→ **Records from a dataset**:
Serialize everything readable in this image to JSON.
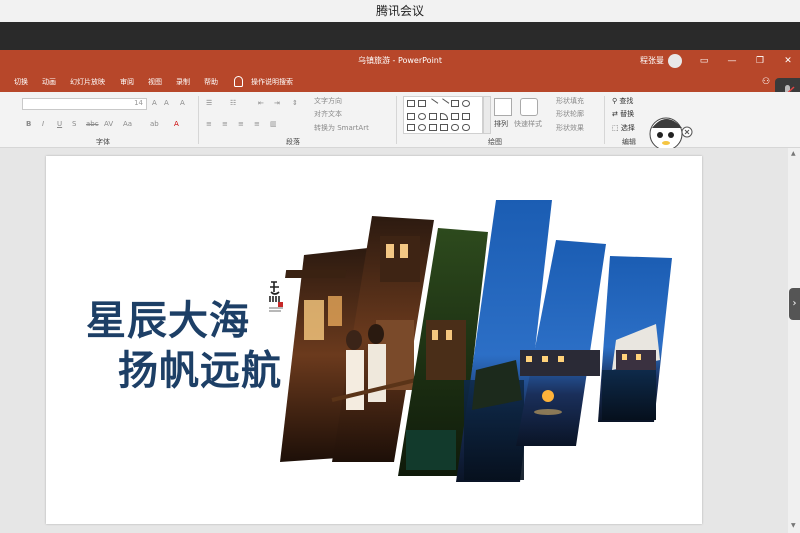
{
  "meeting": {
    "title": "腾讯会议"
  },
  "ppt": {
    "file_title": "乌镇旅游 - PowerPoint",
    "user_name": "程张曼",
    "window_buttons": [
      "▭",
      "—",
      "❐",
      "✕"
    ]
  },
  "tabs": [
    "切换",
    "动画",
    "幻灯片放映",
    "审阅",
    "视图",
    "录制",
    "帮助",
    "操作说明搜索"
  ],
  "ribbon": {
    "font_size": "14",
    "groups": [
      "字体",
      "段落",
      "绘图",
      "编辑"
    ],
    "font_tools": [
      "B",
      "I",
      "U",
      "S",
      "abc",
      "AV",
      "Aa",
      "A"
    ],
    "paragraph_tools": [
      "文字方向",
      "对齐文本",
      "转换为 SmartArt"
    ],
    "drawing_tools": [
      "排列",
      "快速样式",
      "形状填充",
      "形状轮廓",
      "形状效果"
    ],
    "editing_tools": [
      "查找",
      "替换",
      "选择"
    ]
  },
  "slide": {
    "headline_line1": "星辰大海",
    "headline_line2": "扬帆远航"
  },
  "colors": {
    "ppt_accent": "#b7472a",
    "headline": "#1d3f66"
  },
  "icons": [
    "lightbulb-icon",
    "search-icon",
    "mic-icon",
    "avatar-icon",
    "mascot-icon"
  ]
}
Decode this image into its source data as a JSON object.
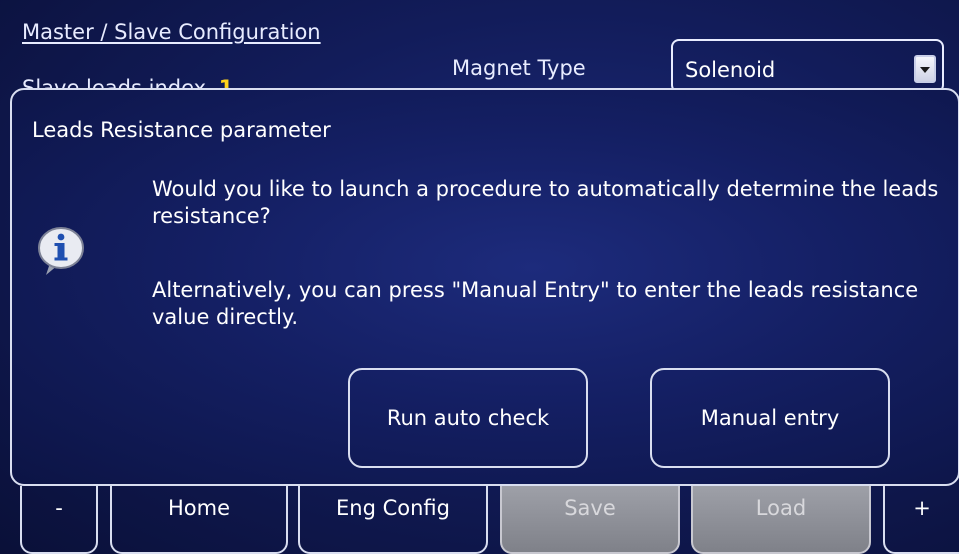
{
  "background": {
    "section_title": "Master / Slave Configuration",
    "slave_label": "Slave leads index",
    "slave_value": "1",
    "magnet_type_label": "Magnet Type",
    "magnet_type_value": "Solenoid"
  },
  "dialog": {
    "title": "Leads Resistance parameter",
    "message_line1": "Would you like to launch a procedure to automatically determine the leads resistance?",
    "message_line2": "Alternatively, you can press \"Manual Entry\" to enter the leads resistance value directly.",
    "run_button": "Run auto check",
    "manual_button": "Manual entry",
    "icon": "info-icon"
  },
  "bottom_bar": {
    "items": [
      {
        "label": "-",
        "enabled": true
      },
      {
        "label": "Home",
        "enabled": true
      },
      {
        "label": "Eng Config",
        "enabled": true
      },
      {
        "label": "Save",
        "enabled": false
      },
      {
        "label": "Load",
        "enabled": false
      },
      {
        "label": "+",
        "enabled": true
      }
    ]
  },
  "colors": {
    "background": "#121c5a",
    "accent_yellow": "#ffd21a",
    "disabled_button": "#8f9199"
  }
}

→ **What to work on**:
Restate the data above word for word. Skip every picture.

→ **Problem solution**:
Serialize everything readable in this image to JSON.
{
  "meeting": {
    "title": "腾讯会议"
  },
  "ppt": {
    "file_title": "乌镇旅游 - PowerPoint",
    "user_name": "程张曼",
    "window_buttons": [
      "▭",
      "—",
      "❐",
      "✕"
    ]
  },
  "tabs": [
    "切换",
    "动画",
    "幻灯片放映",
    "审阅",
    "视图",
    "录制",
    "帮助",
    "操作说明搜索"
  ],
  "ribbon": {
    "font_size": "14",
    "groups": [
      "字体",
      "段落",
      "绘图",
      "编辑"
    ],
    "font_tools": [
      "B",
      "I",
      "U",
      "S",
      "abc",
      "AV",
      "Aa",
      "A"
    ],
    "paragraph_tools": [
      "文字方向",
      "对齐文本",
      "转换为 SmartArt"
    ],
    "drawing_tools": [
      "排列",
      "快速样式",
      "形状填充",
      "形状轮廓",
      "形状效果"
    ],
    "editing_tools": [
      "查找",
      "替换",
      "选择"
    ]
  },
  "slide": {
    "headline_line1": "星辰大海",
    "headline_line2": "扬帆远航"
  },
  "colors": {
    "ppt_accent": "#b7472a",
    "headline": "#1d3f66"
  },
  "icons": [
    "lightbulb-icon",
    "search-icon",
    "mic-icon",
    "avatar-icon",
    "mascot-icon"
  ]
}
Decode this image into its source data as a JSON object.
{
  "background": {
    "section_title": "Master / Slave Configuration",
    "slave_label": "Slave leads index",
    "slave_value": "1",
    "magnet_type_label": "Magnet Type",
    "magnet_type_value": "Solenoid"
  },
  "dialog": {
    "title": "Leads Resistance parameter",
    "message_line1": "Would you like to launch a procedure to automatically determine the leads resistance?",
    "message_line2": "Alternatively, you can press \"Manual Entry\" to enter the leads resistance value directly.",
    "run_button": "Run auto check",
    "manual_button": "Manual entry",
    "icon": "info-icon"
  },
  "bottom_bar": {
    "items": [
      {
        "label": "-",
        "enabled": true
      },
      {
        "label": "Home",
        "enabled": true
      },
      {
        "label": "Eng Config",
        "enabled": true
      },
      {
        "label": "Save",
        "enabled": false
      },
      {
        "label": "Load",
        "enabled": false
      },
      {
        "label": "+",
        "enabled": true
      }
    ]
  },
  "colors": {
    "background": "#121c5a",
    "accent_yellow": "#ffd21a",
    "disabled_button": "#8f9199"
  }
}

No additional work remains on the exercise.